▶ _EXERCISE DIRECTIONS_
State how many lines in the listing below hold the string "prior"; nothing else is wanted.

▶ _RECORDS FOR THIS TASK_
________________________________________

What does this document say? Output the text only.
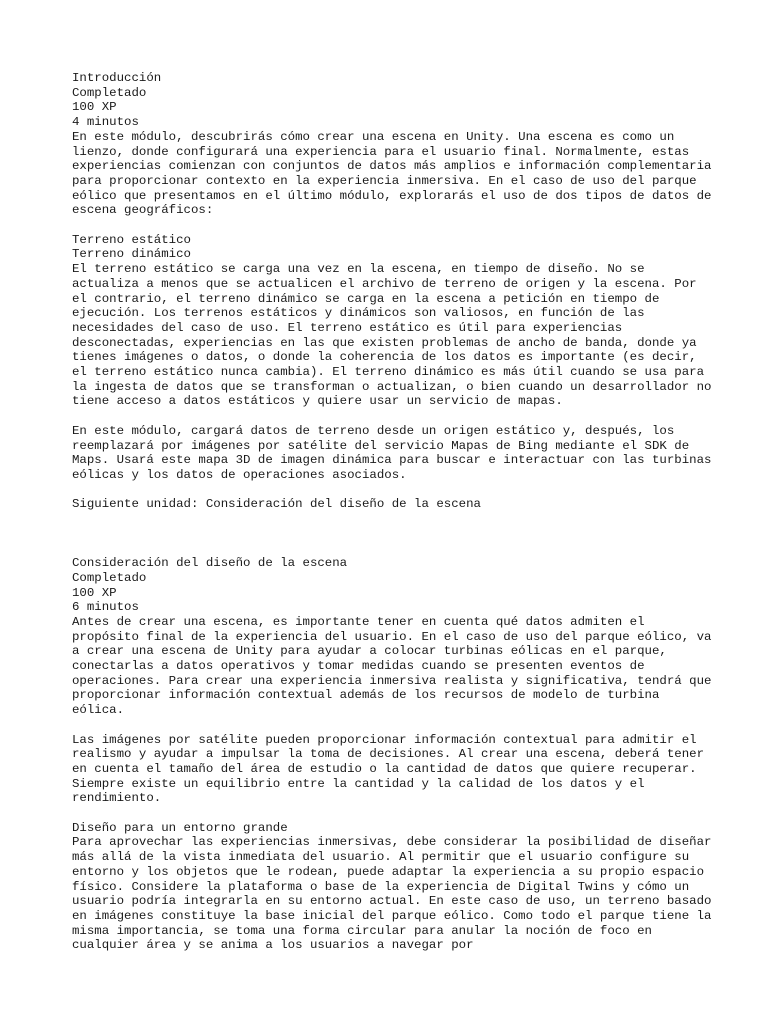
Introducción
Completado
100 XP
4 minutos

En este módulo, descubrirás cómo crear una escena en Unity. Una escena es como un lienzo, donde configurará una experiencia para el usuario final. Normalmente, estas experiencias comienzan con conjuntos de datos más amplios e información complementaria para proporcionar contexto en la experiencia inmersiva. En el caso de uso del parque eólico que presentamos en el último módulo, explorarás el uso de dos tipos de datos de escena geográficos:

Terreno estático
Terreno dinámico

El terreno estático se carga una vez en la escena, en tiempo de diseño. No se actualiza a menos que se actualicen el archivo de terreno de origen y la escena. Por el contrario, el terreno dinámico se carga en la escena a petición en tiempo de ejecución. Los terrenos estáticos y dinámicos son valiosos, en función de las necesidades del caso de uso. El terreno estático es útil para experiencias desconectadas, experiencias en las que existen problemas de ancho de banda, donde ya tienes imágenes o datos, o donde la coherencia de los datos es importante (es decir, el terreno estático nunca cambia). El terreno dinámico es más útil cuando se usa para la ingesta de datos que se transforman o actualizan, o bien cuando un desarrollador no tiene acceso a datos estáticos y quiere usar un servicio de mapas.

En este módulo, cargará datos de terreno desde un origen estático y, después, los reemplazará por imágenes por satélite del servicio Mapas de Bing mediante el SDK de Maps. Usará este mapa 3D de imagen dinámica para buscar e interactuar con las turbinas eólicas y los datos de operaciones asociados.

Siguiente unidad: Consideración del diseño de la escena

Consideración del diseño de la escena
Completado
100 XP
6 minutos

Antes de crear una escena, es importante tener en cuenta qué datos admiten el propósito final de la experiencia del usuario. En el caso de uso del parque eólico, va a crear una escena de Unity para ayudar a colocar turbinas eólicas en el parque, conectarlas a datos operativos y tomar medidas cuando se presenten eventos de operaciones. Para crear una experiencia inmersiva realista y significativa, tendrá que proporcionar información contextual además de los recursos de modelo de turbina eólica.

Las imágenes por satélite pueden proporcionar información contextual para admitir el realismo y ayudar a impulsar la toma de decisiones. Al crear una escena, deberá tener en cuenta el tamaño del área de estudio o la cantidad de datos que quiere recuperar. Siempre existe un equilibrio entre la cantidad y la calidad de los datos y el rendimiento.

Diseño para un entorno grande

Para aprovechar las experiencias inmersivas, debe considerar la posibilidad de diseñar más allá de la vista inmediata del usuario. Al permitir que el usuario configure su entorno y los objetos que le rodean, puede adaptar la experiencia a su propio espacio físico. Considere la plataforma o base de la experiencia de Digital Twins y cómo un usuario podría integrarla en su entorno actual. En este caso de uso, un terreno basado en imágenes constituye la base inicial del parque eólico. Como todo el parque tiene la misma importancia, se toma una forma circular para anular la noción de foco en cualquier área y se anima a los usuarios a navegar por
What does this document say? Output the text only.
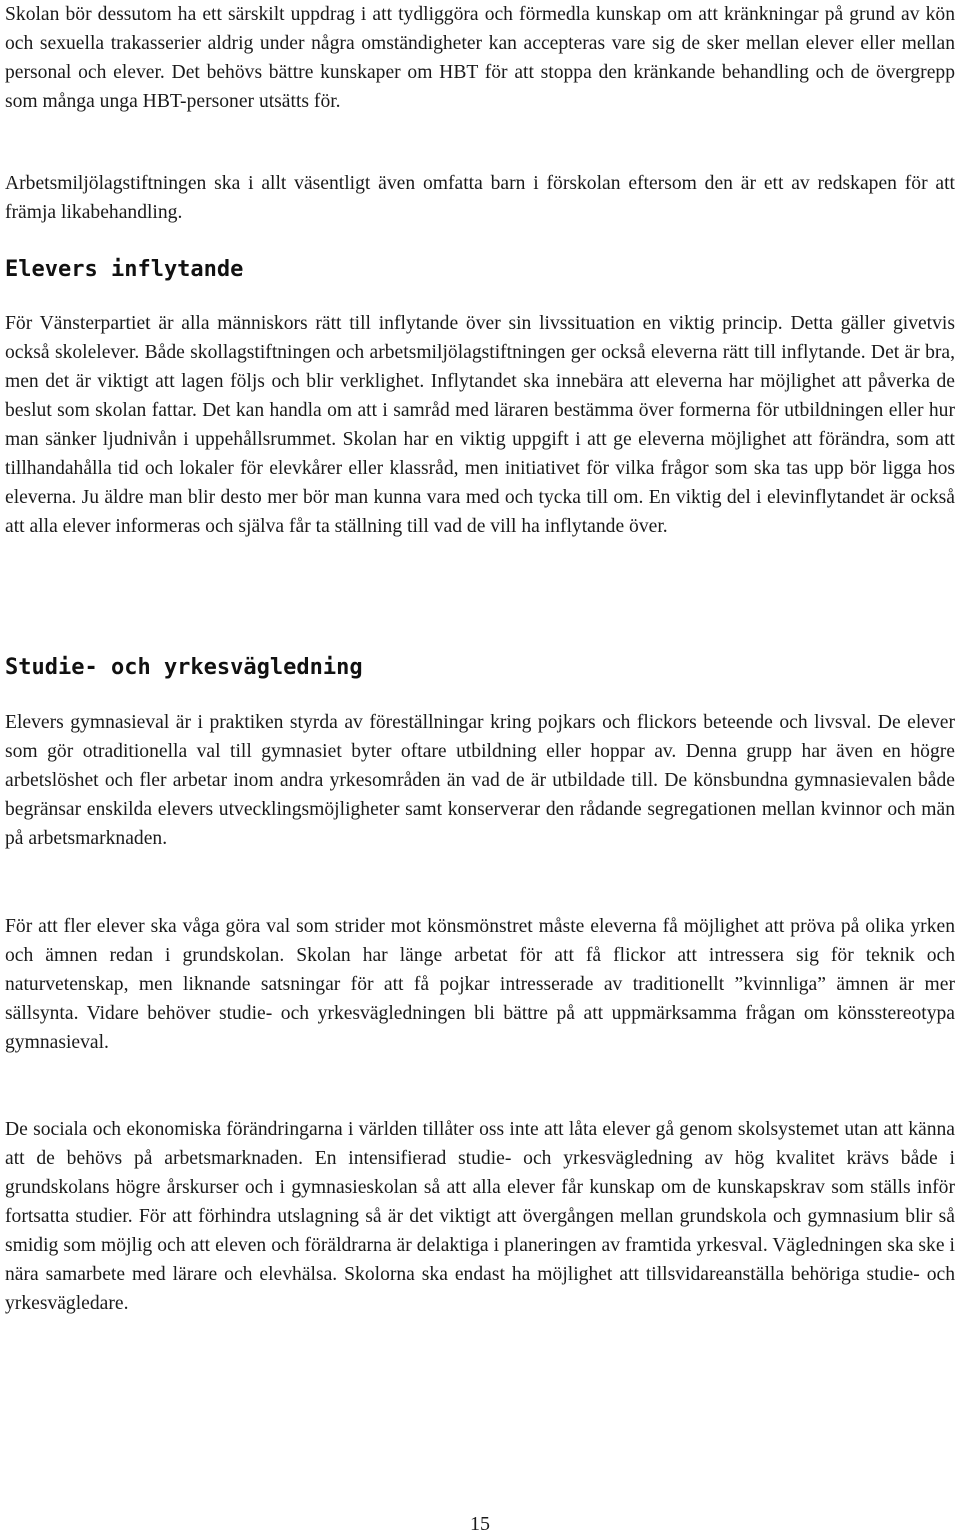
Skolan bör dessutom ha ett särskilt uppdrag i att tydliggöra och förmedla kunskap om att kränkningar på grund av kön och sexuella trakasserier aldrig under några omständigheter kan accepteras vare sig de sker mellan elever eller mellan personal och elever. Det behövs bättre kunskaper om HBT för att stoppa den kränkande behandling och de övergrepp som många unga HBT-personer utsätts för.

Arbetsmiljölagstiftningen ska i allt väsentligt även omfatta barn i förskolan eftersom den är ett av redskapen för att främja likabehandling.

Elevers inflytande

För Vänsterpartiet är alla människors rätt till inflytande över sin livssituation en viktig princip. Detta gäller givetvis också skolelever. Både skollagstiftningen och arbetsmiljölagstiftningen ger också eleverna rätt till inflytande. Det är bra, men det är viktigt att lagen följs och blir verklighet. Inflytandet ska innebära att eleverna har möjlighet att påverka de beslut som skolan fattar. Det kan handla om att i samråd med läraren bestämma över formerna för utbildningen eller hur man sänker ljudnivån i uppehållsrummet. Skolan har en viktig uppgift i att ge eleverna möjlighet att förändra, som att tillhandahålla tid och lokaler för elevkårer eller klassråd, men initiativet för vilka frågor som ska tas upp bör ligga hos eleverna. Ju äldre man blir desto mer bör man kunna vara med och tycka till om. En viktig del i elevinflytandet är också att alla elever informeras och själva får ta ställning till vad de vill ha inflytande över.

Studie- och yrkesvägledning

Elevers gymnasieval är i praktiken styrda av föreställningar kring pojkars och flickors beteende och livsval. De elever som gör otraditionella val till gymnasiet byter oftare utbildning eller hoppar av. Denna grupp har även en högre arbetslöshet och fler arbetar inom andra yrkesområden än vad de är utbildade till. De könsbundna gymnasievalen både begränsar enskilda elevers utvecklingsmöjligheter samt konserverar den rådande segregationen mellan kvinnor och män på arbetsmarknaden.

För att fler elever ska våga göra val som strider mot könsmönstret måste eleverna få möjlighet att pröva på olika yrken och ämnen redan i grundskolan. Skolan har länge arbetat för att få flickor att intressera sig för teknik och naturvetenskap, men liknande satsningar för att få pojkar intresserade av traditionellt ”kvinnliga” ämnen är mer sällsynta. Vidare behöver studie- och yrkesvägledningen bli bättre på att uppmärksamma frågan om könsstereotypa gymnasieval.

De sociala och ekonomiska förändringarna i världen tillåter oss inte att låta elever gå genom skolsystemet utan att känna att de behövs på arbetsmarknaden. En intensifierad studie- och yrkesvägledning av hög kvalitet krävs både i grundskolans högre årskurser och i gymnasieskolan så att alla elever får kunskap om de kunskapskrav som ställs inför fortsatta studier. För att förhindra utslagning så är det viktigt att övergången mellan grundskola och gymnasium blir så smidig som möjlig och att eleven och föräldrarna är delaktiga i planeringen av framtida yrkesval. Vägledningen ska ske i nära samarbete med lärare och elevhälsa. Skolorna ska endast ha möjlighet att tillsvidareanställa behöriga studie- och yrkesvägledare.

15
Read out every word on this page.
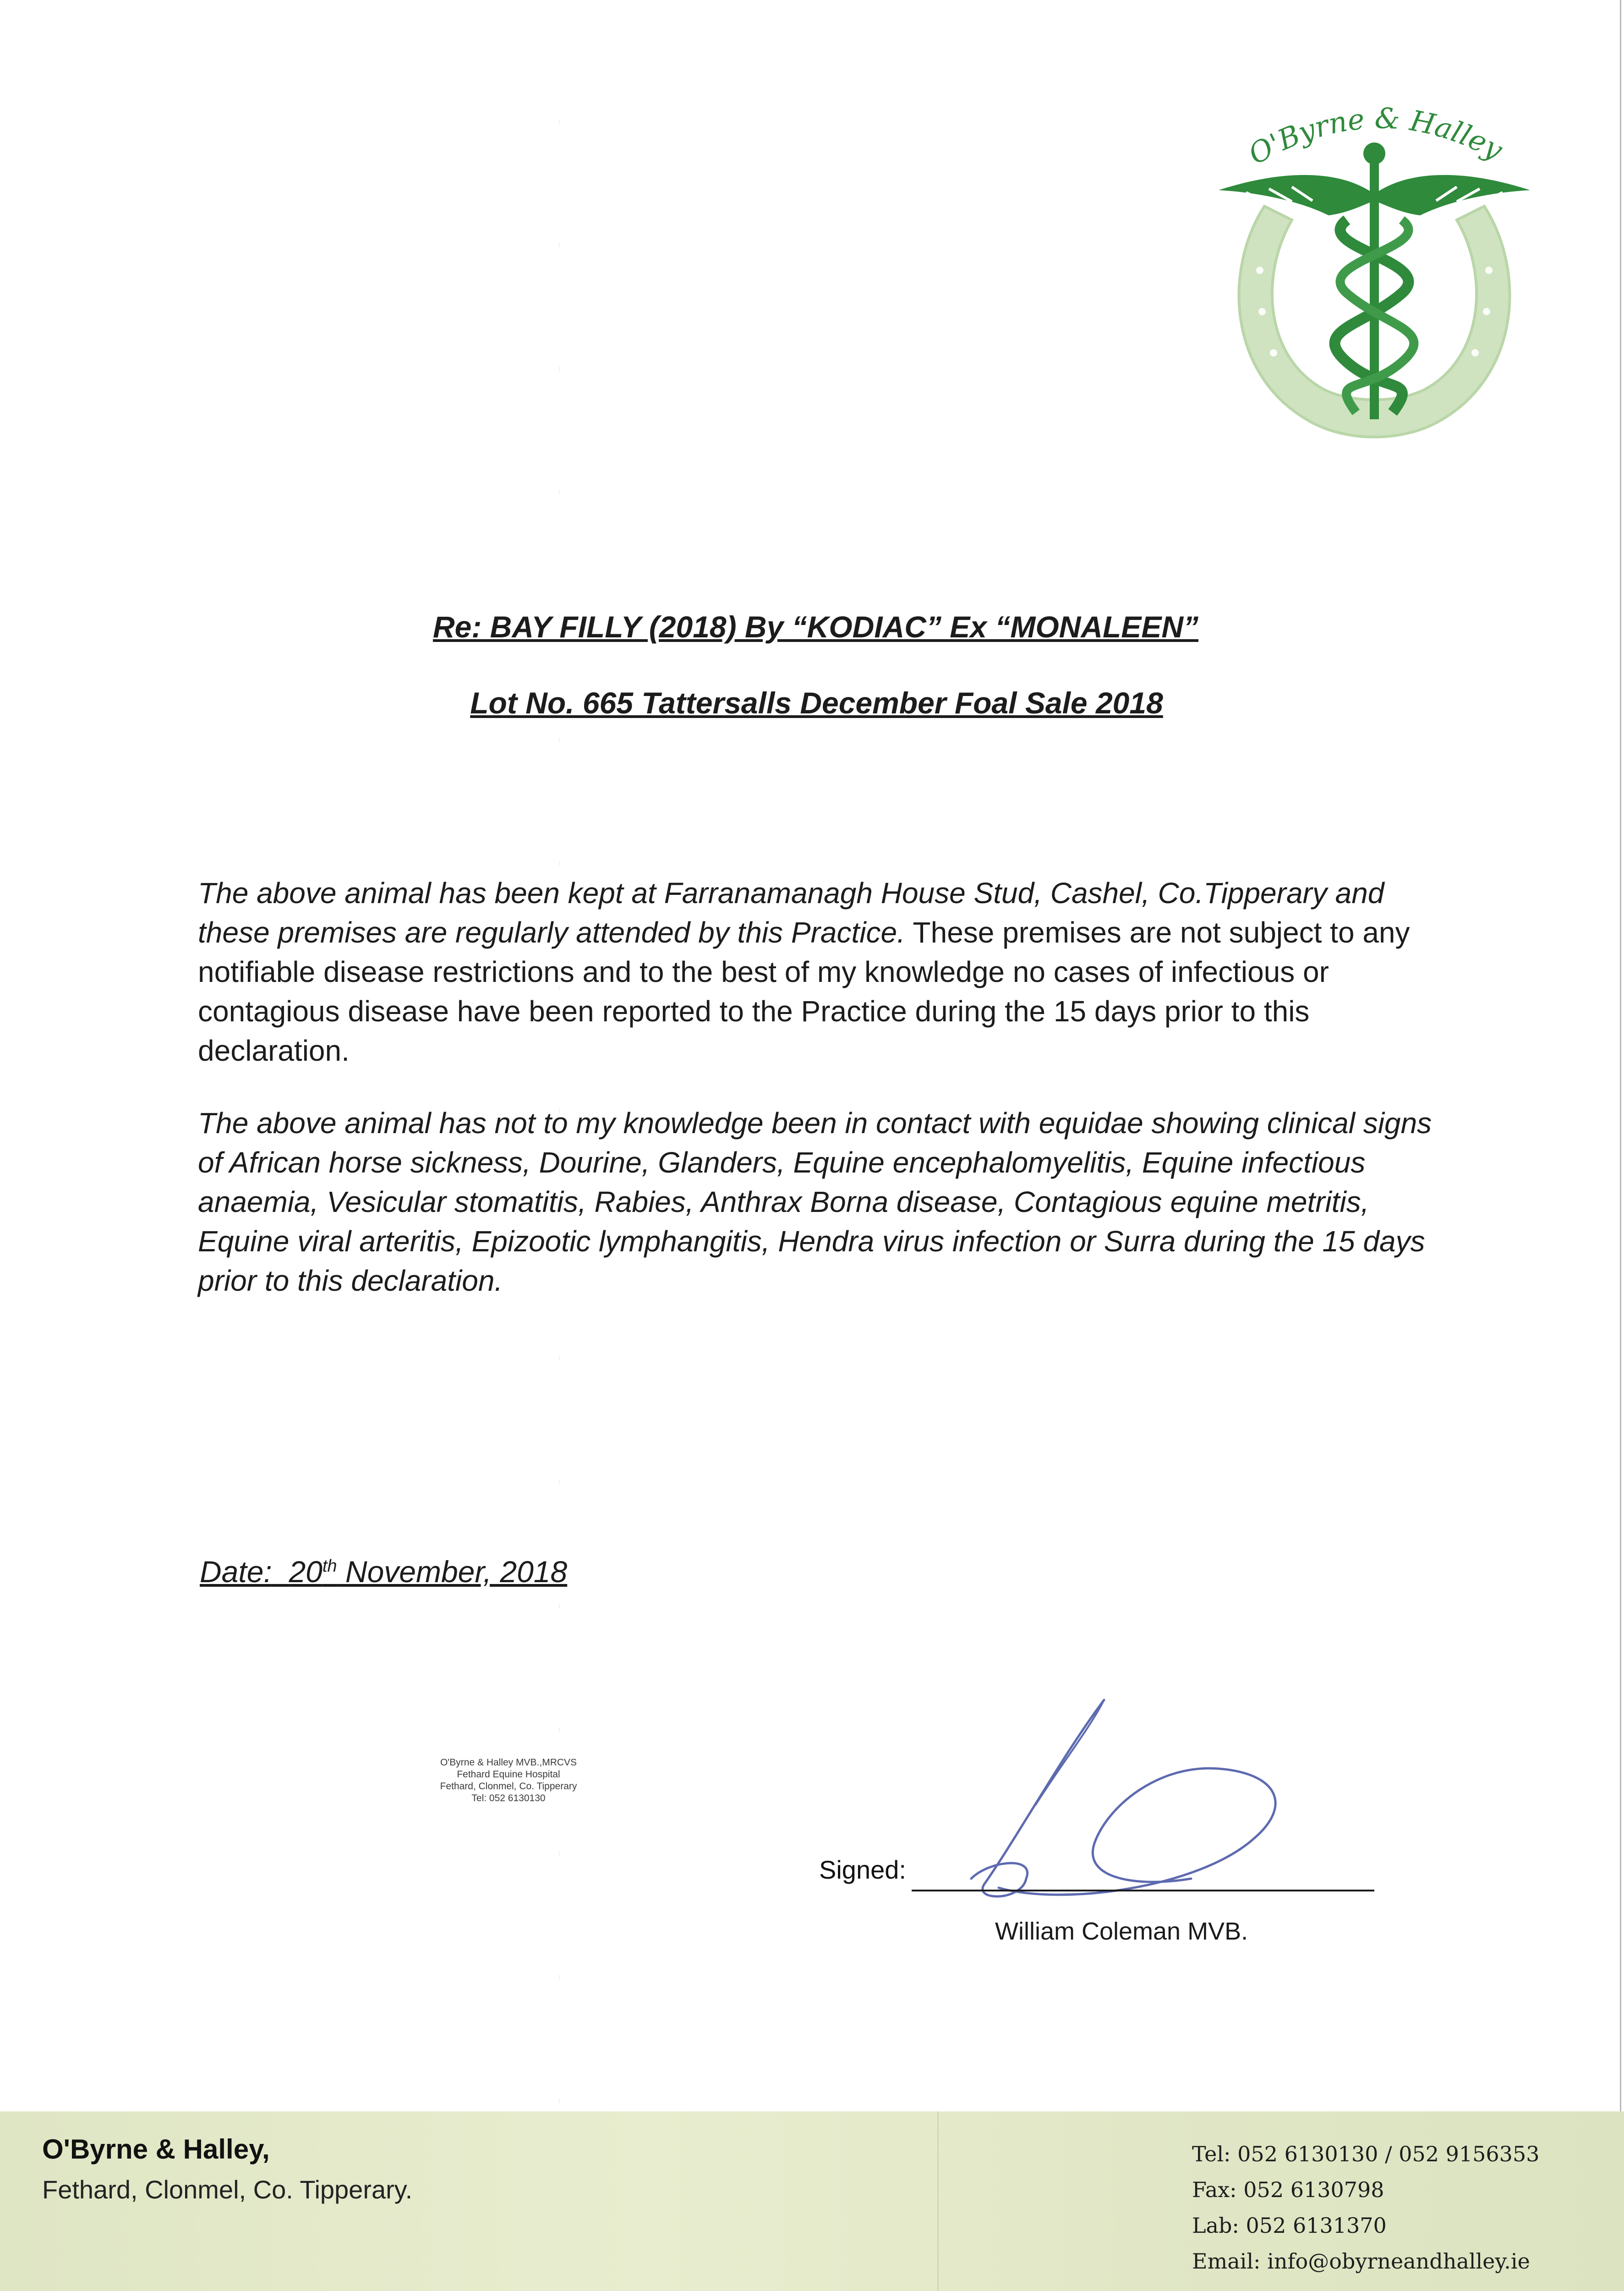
O'Byrne & Halley
Re: BAY FILLY (2018) By “KODIAC” Ex “MONALEEN”
Lot No. 665 Tattersalls December Foal Sale 2018
The above animal has been kept at Farranamanagh House Stud, Cashel, Co.Tipperary and these premises are regularly attended by this Practice. These premises are not subject to any notifiable disease restrictions and to the best of my knowledge no cases of infectious or contagious disease have been reported to the Practice during the 15 days prior to this declaration.
The above animal has not to my knowledge been in contact with equidae showing clinical signs of African horse sickness, Dourine, Glanders, Equine encephalomyelitis, Equine infectious anaemia, Vesicular stomatitis, Rabies, Anthrax Borna disease, Contagious equine metritis, Equine viral arteritis, Epizootic lymphangitis, Hendra virus infection or Surra during the 15 days prior to this declaration.
Date: 20th November, 2018
O'Byrne & Halley MVB.,MRCVS
Fethard Equine Hospital
Fethard, Clonmel, Co. Tipperary
Tel: 052 6130130
Signed:
William Coleman MVB.
O'Byrne & Halley,
Fethard, Clonmel, Co. Tipperary.
Tel: 052 6130130 / 052 9156353
Fax: 052 6130798
Lab: 052 6131370
Email: info@obyrneandhalley.ie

________________________________________

▶ _TASK SOLUTION_
2